What the exercise asks
Restate the listing below word for word, omitting any images.

- - -

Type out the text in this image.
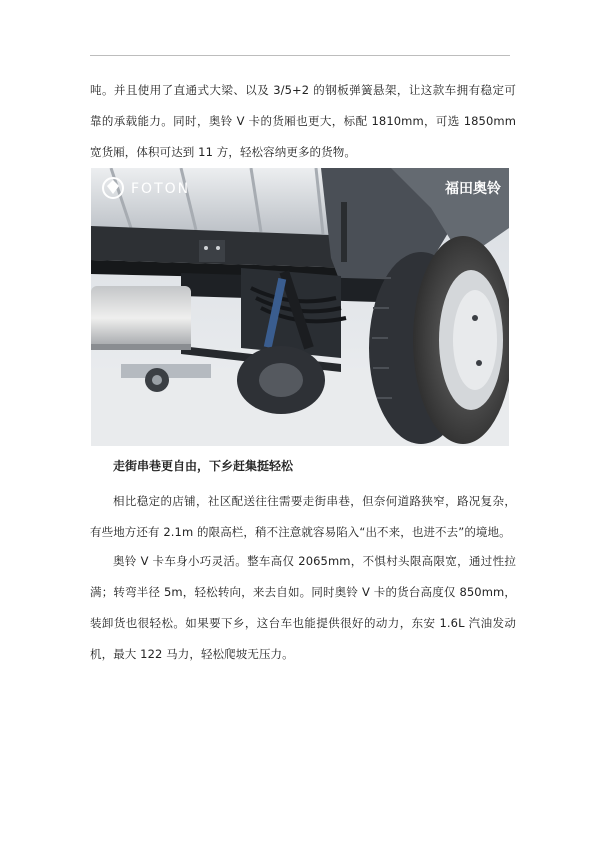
吨。并且使用了直通式大梁、以及 3/5+2 的钢板弹簧悬架，让这款车拥有稳定可靠的承载能力。同时，奥铃 V 卡的货厢也更大，标配 1810mm，可选 1850mm 宽货厢，体积可达到 11 方，轻松容纳更多的货物。

FOTON	福田奥铃

走街串巷更自由，下乡赶集挺轻松

相比稳定的店铺，社区配送往往需要走街串巷，但奈何道路狭窄，路况复杂，有些地方还有 2.1m 的限高栏，稍不注意就容易陷入“出不来，也进不去”的境地。

奥铃 V 卡车身小巧灵活。整车高仅 2065mm，不惧村头限高限宽，通过性拉满；转弯半径 5m，轻松转向，来去自如。同时奥铃 V 卡的货台高度仅 850mm，装卸货也很轻松。如果要下乡，这台车也能提供很好的动力，东安 1.6L 汽油发动机，最大 122 马力，轻松爬坡无压力。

- - -

Correct response
Type out the text in this image.
吨。并且使用了直通式大梁、以及 3/5+2 的钢板弹簧悬架，让这款车拥有稳定可靠的承载能力。同时，奥铃 V 卡的货厢也更大，标配 1810mm，可选 1850mm 宽货厢，体积可达到 11 方，轻松容纳更多的货物。

FOTON	福田奥铃

走街串巷更自由，下乡赶集挺轻松

相比稳定的店铺，社区配送往往需要走街串巷，但奈何道路狭窄，路况复杂，有些地方还有 2.1m 的限高栏，稍不注意就容易陷入“出不来，也进不去”的境地。

奥铃 V 卡车身小巧灵活。整车高仅 2065mm，不惧村头限高限宽，通过性拉满；转弯半径 5m，轻松转向，来去自如。同时奥铃 V 卡的货台高度仅 850mm，装卸货也很轻松。如果要下乡，这台车也能提供很好的动力，东安 1.6L 汽油发动机，最大 122 马力，轻松爬坡无压力。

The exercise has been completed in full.